(Dataset items)
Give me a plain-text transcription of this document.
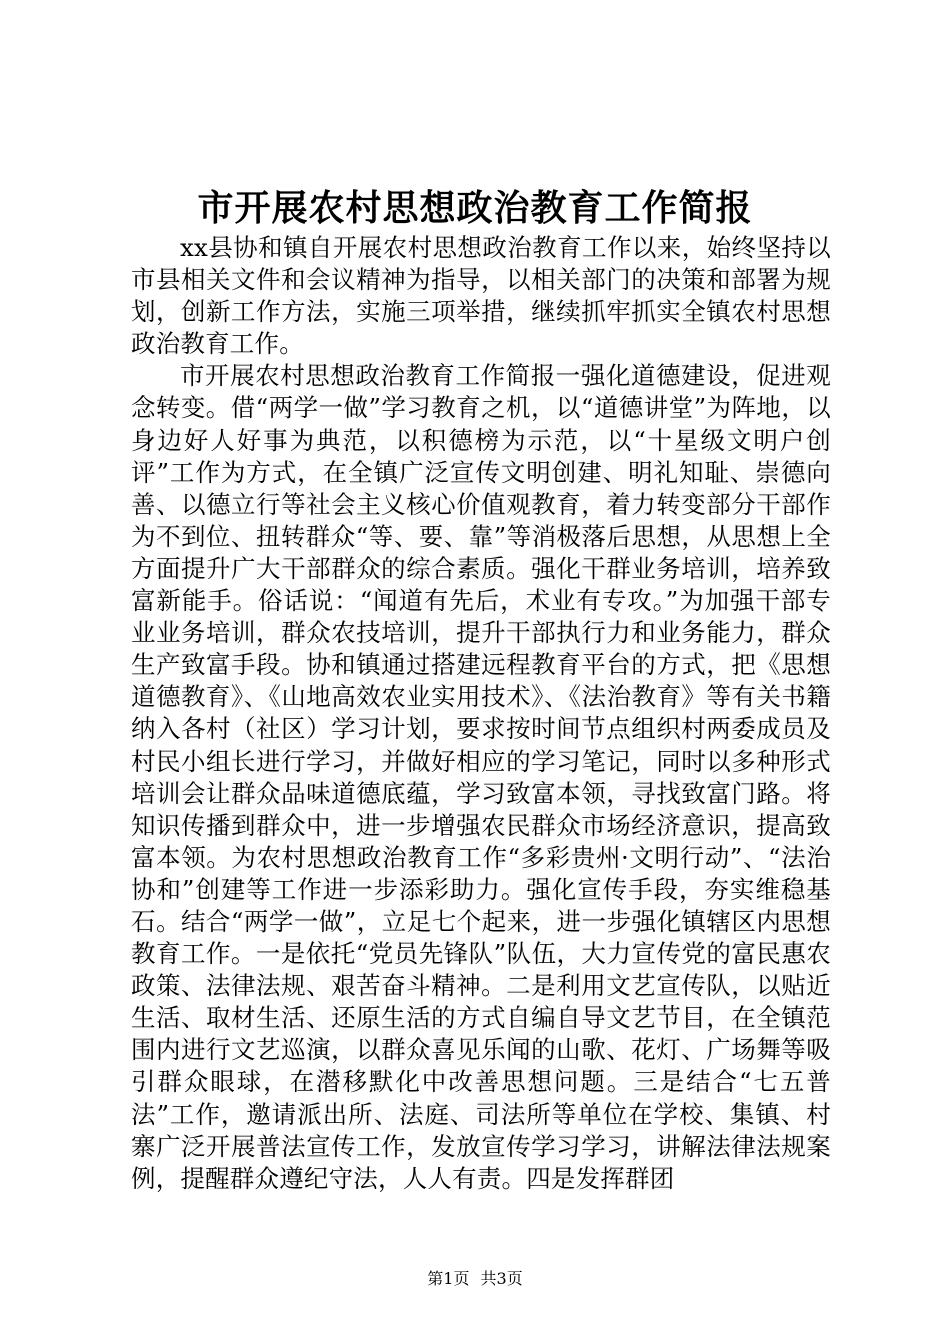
市开展农村思想政治教育工作简报

xx县协和镇自开展农村思想政治教育工作以来，始终坚持以市县相关文件和会议精神为指导，以相关部门的决策和部署为规划，创新工作方法，实施三项举措，继续抓牢抓实全镇农村思想政治教育工作。

市开展农村思想政治教育工作简报一强化道德建设，促进观念转变。借“两学一做”学习教育之机，以“道德讲堂”为阵地，以身边好人好事为典范，以积德榜为示范，以“十星级文明户创评”工作为方式，在全镇广泛宣传文明创建、明礼知耻、崇德向善、以德立行等社会主义核心价值观教育，着力转变部分干部作为不到位、扭转群众“等、要、靠”等消极落后思想，从思想上全方面提升广大干部群众的综合素质。强化干群业务培训，培养致富新能手。俗话说：“闻道有先后，术业有专攻。”为加强干部专业业务培训，群众农技培训，提升干部执行力和业务能力，群众生产致富手段。协和镇通过搭建远程教育平台的方式，把《思想道德教育》、《山地高效农业实用技术》、《法治教育》等有关书籍纳入各村（社区）学习计划，要求按时间节点组织村两委成员及村民小组长进行学习，并做好相应的学习笔记，同时以多种形式培训会让群众品味道德底蕴，学习致富本领，寻找致富门路。将知识传播到群众中，进一步增强农民群众市场经济意识，提高致富本领。为农村思想政治教育工作“多彩贵州·文明行动”、“法治协和”创建等工作进一步添彩助力。强化宣传手段，夯实维稳基石。结合“两学一做”，立足七个起来，进一步强化镇辖区内思想教育工作。一是依托“党员先锋队”队伍，大力宣传党的富民惠农政策、法律法规、艰苦奋斗精神。二是利用文艺宣传队，以贴近生活、取材生活、还原生活的方式自编自导文艺节目，在全镇范围内进行文艺巡演，以群众喜见乐闻的山歌、花灯、广场舞等吸引群众眼球，在潜移默化中改善思想问题。三是结合“七五普法”工作，邀请派出所、法庭、司法所等单位在学校、集镇、村寨广泛开展普法宣传工作，发放宣传学习学习，讲解法律法规案例，提醒群众遵纪守法，人人有责。四是发挥群团

第1页 共3页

**WRITTEN PROBLEM**. Please transcribe the material above exactly as written. Leave the pictures out.

**RESULT FOR THIS TASK**.
Give me a plain-text transcription of this document.
市开展农村思想政治教育工作简报

xx县协和镇自开展农村思想政治教育工作以来，始终坚持以市县相关文件和会议精神为指导，以相关部门的决策和部署为规划，创新工作方法，实施三项举措，继续抓牢抓实全镇农村思想政治教育工作。

市开展农村思想政治教育工作简报一强化道德建设，促进观念转变。借“两学一做”学习教育之机，以“道德讲堂”为阵地，以身边好人好事为典范，以积德榜为示范，以“十星级文明户创评”工作为方式，在全镇广泛宣传文明创建、明礼知耻、崇德向善、以德立行等社会主义核心价值观教育，着力转变部分干部作为不到位、扭转群众“等、要、靠”等消极落后思想，从思想上全方面提升广大干部群众的综合素质。强化干群业务培训，培养致富新能手。俗话说：“闻道有先后，术业有专攻。”为加强干部专业业务培训，群众农技培训，提升干部执行力和业务能力，群众生产致富手段。协和镇通过搭建远程教育平台的方式，把《思想道德教育》、《山地高效农业实用技术》、《法治教育》等有关书籍纳入各村（社区）学习计划，要求按时间节点组织村两委成员及村民小组长进行学习，并做好相应的学习笔记，同时以多种形式培训会让群众品味道德底蕴，学习致富本领，寻找致富门路。将知识传播到群众中，进一步增强农民群众市场经济意识，提高致富本领。为农村思想政治教育工作“多彩贵州·文明行动”、“法治协和”创建等工作进一步添彩助力。强化宣传手段，夯实维稳基石。结合“两学一做”，立足七个起来，进一步强化镇辖区内思想教育工作。一是依托“党员先锋队”队伍，大力宣传党的富民惠农政策、法律法规、艰苦奋斗精神。二是利用文艺宣传队，以贴近生活、取材生活、还原生活的方式自编自导文艺节目，在全镇范围内进行文艺巡演，以群众喜见乐闻的山歌、花灯、广场舞等吸引群众眼球，在潜移默化中改善思想问题。三是结合“七五普法”工作，邀请派出所、法庭、司法所等单位在学校、集镇、村寨广泛开展普法宣传工作，发放宣传学习学习，讲解法律法规案例，提醒群众遵纪守法，人人有责。四是发挥群团

第1页 共3页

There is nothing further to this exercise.